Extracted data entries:
+++

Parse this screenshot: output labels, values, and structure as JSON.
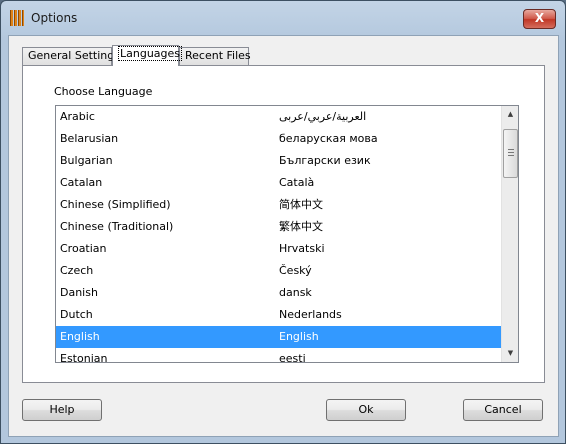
{
  "window": {
    "title": "Options",
    "close_label": "X"
  },
  "tabs": [
    {
      "label": "General Settings",
      "active": false
    },
    {
      "label": "Languages",
      "active": true
    },
    {
      "label": "Recent Files",
      "active": false
    }
  ],
  "languages": {
    "label": "Choose Language",
    "selected": "English",
    "items": [
      {
        "name": "Arabic",
        "native": "العربية/عربي/عربى"
      },
      {
        "name": "Belarusian",
        "native": "беларуская мова"
      },
      {
        "name": "Bulgarian",
        "native": "Български език"
      },
      {
        "name": "Catalan",
        "native": "Català"
      },
      {
        "name": "Chinese (Simplified)",
        "native": "简体中文"
      },
      {
        "name": "Chinese (Traditional)",
        "native": "繁体中文"
      },
      {
        "name": "Croatian",
        "native": "Hrvatski"
      },
      {
        "name": "Czech",
        "native": "Český"
      },
      {
        "name": "Danish",
        "native": "dansk"
      },
      {
        "name": "Dutch",
        "native": "Nederlands"
      },
      {
        "name": "English",
        "native": "English"
      },
      {
        "name": "Estonian",
        "native": "eesti"
      }
    ]
  },
  "scrollbar": {
    "up_icon": "▲",
    "down_icon": "▼",
    "position": 0.12
  },
  "buttons": {
    "help": "Help",
    "ok": "Ok",
    "cancel": "Cancel"
  },
  "colors": {
    "selection": "#3399ff",
    "close_button": "#c9402e",
    "app_icon": "#e08418"
  }
}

+++

GIVEN TASK = Give back all entries exactly. No pictures belong in the copy.

TASK OUTPUT =
Parse this screenshot: output labels, values, and structure as JSON.
{
  "window": {
    "title": "Options",
    "close_label": "X"
  },
  "tabs": [
    {
      "label": "General Settings",
      "active": false
    },
    {
      "label": "Languages",
      "active": true
    },
    {
      "label": "Recent Files",
      "active": false
    }
  ],
  "languages": {
    "label": "Choose Language",
    "selected": "English",
    "items": [
      {
        "name": "Arabic",
        "native": "العربية/عربي/عربى"
      },
      {
        "name": "Belarusian",
        "native": "беларуская мова"
      },
      {
        "name": "Bulgarian",
        "native": "Български език"
      },
      {
        "name": "Catalan",
        "native": "Català"
      },
      {
        "name": "Chinese (Simplified)",
        "native": "简体中文"
      },
      {
        "name": "Chinese (Traditional)",
        "native": "繁体中文"
      },
      {
        "name": "Croatian",
        "native": "Hrvatski"
      },
      {
        "name": "Czech",
        "native": "Český"
      },
      {
        "name": "Danish",
        "native": "dansk"
      },
      {
        "name": "Dutch",
        "native": "Nederlands"
      },
      {
        "name": "English",
        "native": "English"
      },
      {
        "name": "Estonian",
        "native": "eesti"
      }
    ]
  },
  "scrollbar": {
    "up_icon": "▲",
    "down_icon": "▼",
    "position": 0.12
  },
  "buttons": {
    "help": "Help",
    "ok": "Ok",
    "cancel": "Cancel"
  },
  "colors": {
    "selection": "#3399ff",
    "close_button": "#c9402e",
    "app_icon": "#e08418"
  }
}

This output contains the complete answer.